# [What the task requires]
Exactly repeat the material, dropping only the pictures.

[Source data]
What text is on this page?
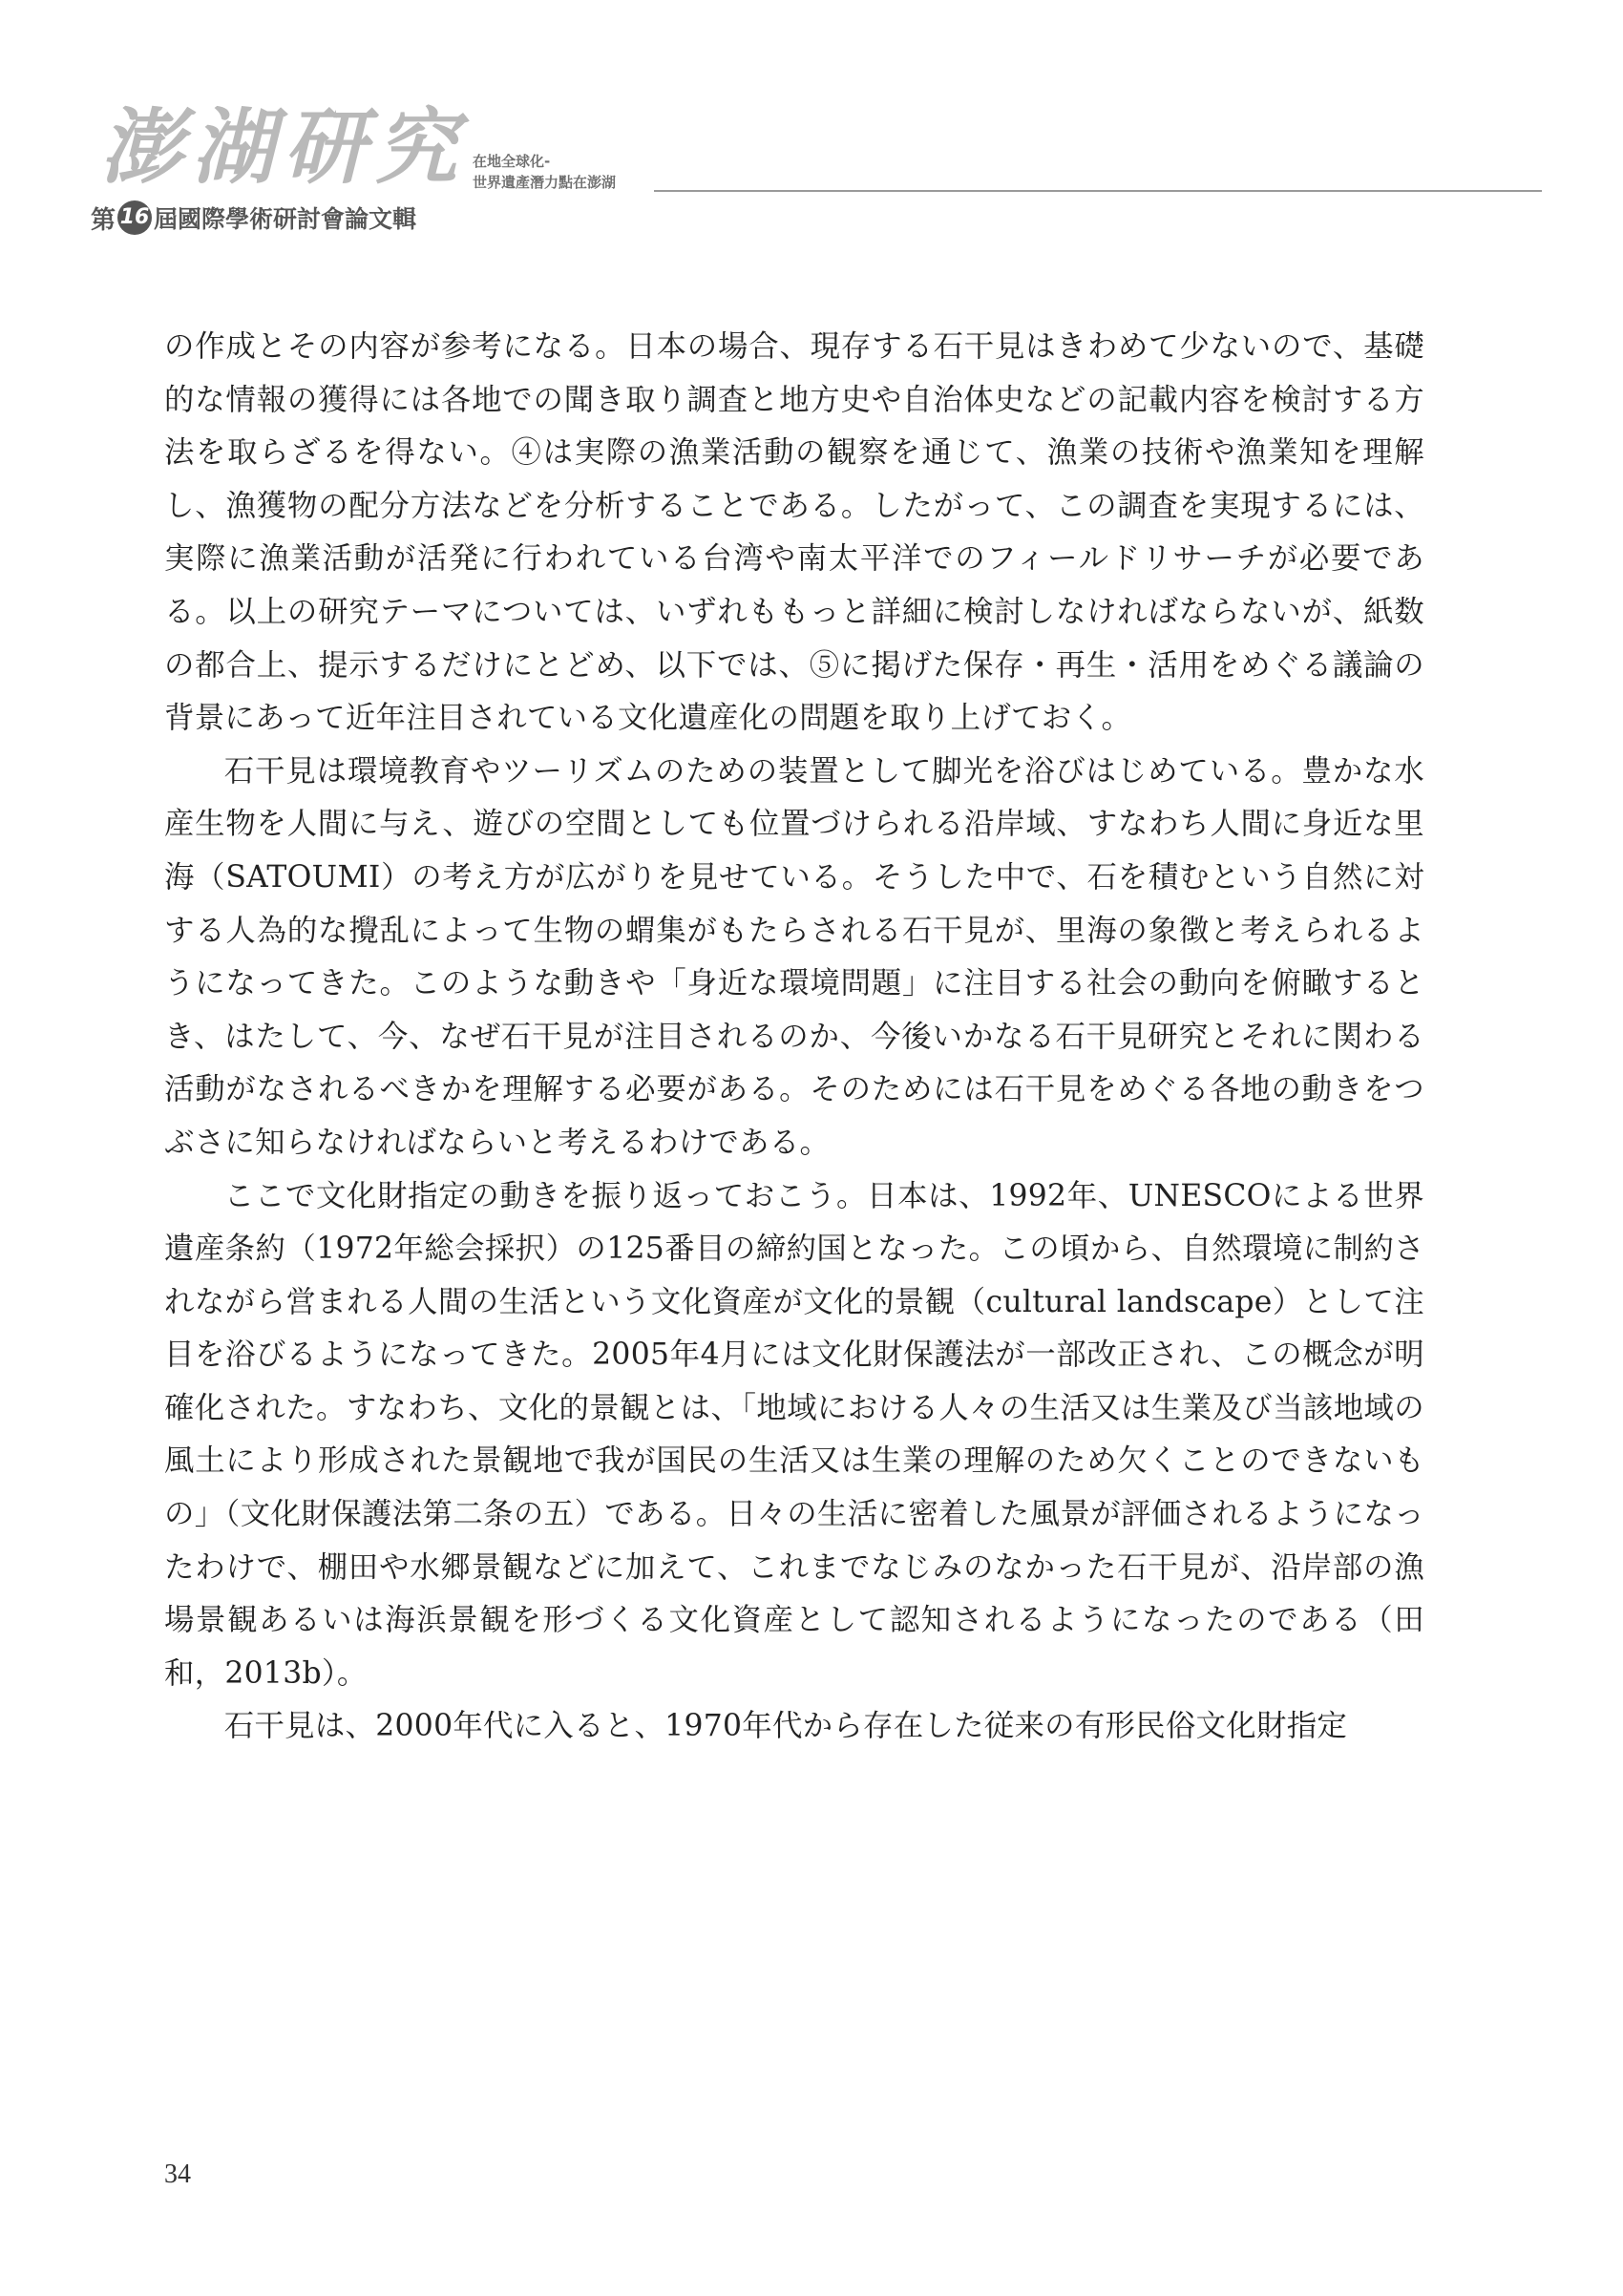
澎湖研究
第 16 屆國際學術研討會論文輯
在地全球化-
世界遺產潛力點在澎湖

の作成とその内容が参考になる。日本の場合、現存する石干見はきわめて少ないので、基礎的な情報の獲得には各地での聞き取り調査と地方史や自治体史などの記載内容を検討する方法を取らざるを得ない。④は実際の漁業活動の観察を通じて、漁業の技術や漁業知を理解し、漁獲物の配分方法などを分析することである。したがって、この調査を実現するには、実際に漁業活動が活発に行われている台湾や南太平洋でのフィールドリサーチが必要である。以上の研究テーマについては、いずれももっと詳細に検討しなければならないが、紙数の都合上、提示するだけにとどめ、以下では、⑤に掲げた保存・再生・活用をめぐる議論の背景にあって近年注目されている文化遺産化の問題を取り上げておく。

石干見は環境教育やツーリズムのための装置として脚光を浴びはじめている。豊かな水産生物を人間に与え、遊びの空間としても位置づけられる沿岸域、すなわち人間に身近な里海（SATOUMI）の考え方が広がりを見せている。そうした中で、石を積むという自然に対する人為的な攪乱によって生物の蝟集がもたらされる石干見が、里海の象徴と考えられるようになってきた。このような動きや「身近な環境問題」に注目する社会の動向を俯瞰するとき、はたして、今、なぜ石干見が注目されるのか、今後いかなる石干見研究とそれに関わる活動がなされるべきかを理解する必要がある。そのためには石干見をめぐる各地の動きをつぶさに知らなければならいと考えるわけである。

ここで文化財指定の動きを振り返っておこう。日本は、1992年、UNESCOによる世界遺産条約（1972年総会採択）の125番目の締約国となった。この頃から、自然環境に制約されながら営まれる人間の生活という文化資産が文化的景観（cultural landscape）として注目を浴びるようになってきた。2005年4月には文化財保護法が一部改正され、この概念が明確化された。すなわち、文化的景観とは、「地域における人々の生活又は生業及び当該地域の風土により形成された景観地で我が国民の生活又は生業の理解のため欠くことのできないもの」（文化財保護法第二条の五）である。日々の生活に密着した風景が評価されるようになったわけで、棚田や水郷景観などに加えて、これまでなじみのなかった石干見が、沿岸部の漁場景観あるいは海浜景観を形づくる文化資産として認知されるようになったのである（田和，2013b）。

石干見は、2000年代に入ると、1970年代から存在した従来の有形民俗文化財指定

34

# [The reply]
What text is on this page?
澎湖研究
第 16 屆國際學術研討會論文輯
在地全球化-
世界遺產潛力點在澎湖

の作成とその内容が参考になる。日本の場合、現存する石干見はきわめて少ないので、基礎的な情報の獲得には各地での聞き取り調査と地方史や自治体史などの記載内容を検討する方法を取らざるを得ない。④は実際の漁業活動の観察を通じて、漁業の技術や漁業知を理解し、漁獲物の配分方法などを分析することである。したがって、この調査を実現するには、実際に漁業活動が活発に行われている台湾や南太平洋でのフィールドリサーチが必要である。以上の研究テーマについては、いずれももっと詳細に検討しなければならないが、紙数の都合上、提示するだけにとどめ、以下では、⑤に掲げた保存・再生・活用をめぐる議論の背景にあって近年注目されている文化遺産化の問題を取り上げておく。

石干見は環境教育やツーリズムのための装置として脚光を浴びはじめている。豊かな水産生物を人間に与え、遊びの空間としても位置づけられる沿岸域、すなわち人間に身近な里海（SATOUMI）の考え方が広がりを見せている。そうした中で、石を積むという自然に対する人為的な攪乱によって生物の蝟集がもたらされる石干見が、里海の象徴と考えられるようになってきた。このような動きや「身近な環境問題」に注目する社会の動向を俯瞰するとき、はたして、今、なぜ石干見が注目されるのか、今後いかなる石干見研究とそれに関わる活動がなされるべきかを理解する必要がある。そのためには石干見をめぐる各地の動きをつぶさに知らなければならいと考えるわけである。

ここで文化財指定の動きを振り返っておこう。日本は、1992年、UNESCOによる世界遺産条約（1972年総会採択）の125番目の締約国となった。この頃から、自然環境に制約されながら営まれる人間の生活という文化資産が文化的景観（cultural landscape）として注目を浴びるようになってきた。2005年4月には文化財保護法が一部改正され、この概念が明確化された。すなわち、文化的景観とは、「地域における人々の生活又は生業及び当該地域の風土により形成された景観地で我が国民の生活又は生業の理解のため欠くことのできないもの」（文化財保護法第二条の五）である。日々の生活に密着した風景が評価されるようになったわけで、棚田や水郷景観などに加えて、これまでなじみのなかった石干見が、沿岸部の漁場景観あるいは海浜景観を形づくる文化資産として認知されるようになったのである（田和，2013b）。

石干見は、2000年代に入ると、1970年代から存在した従来の有形民俗文化財指定

34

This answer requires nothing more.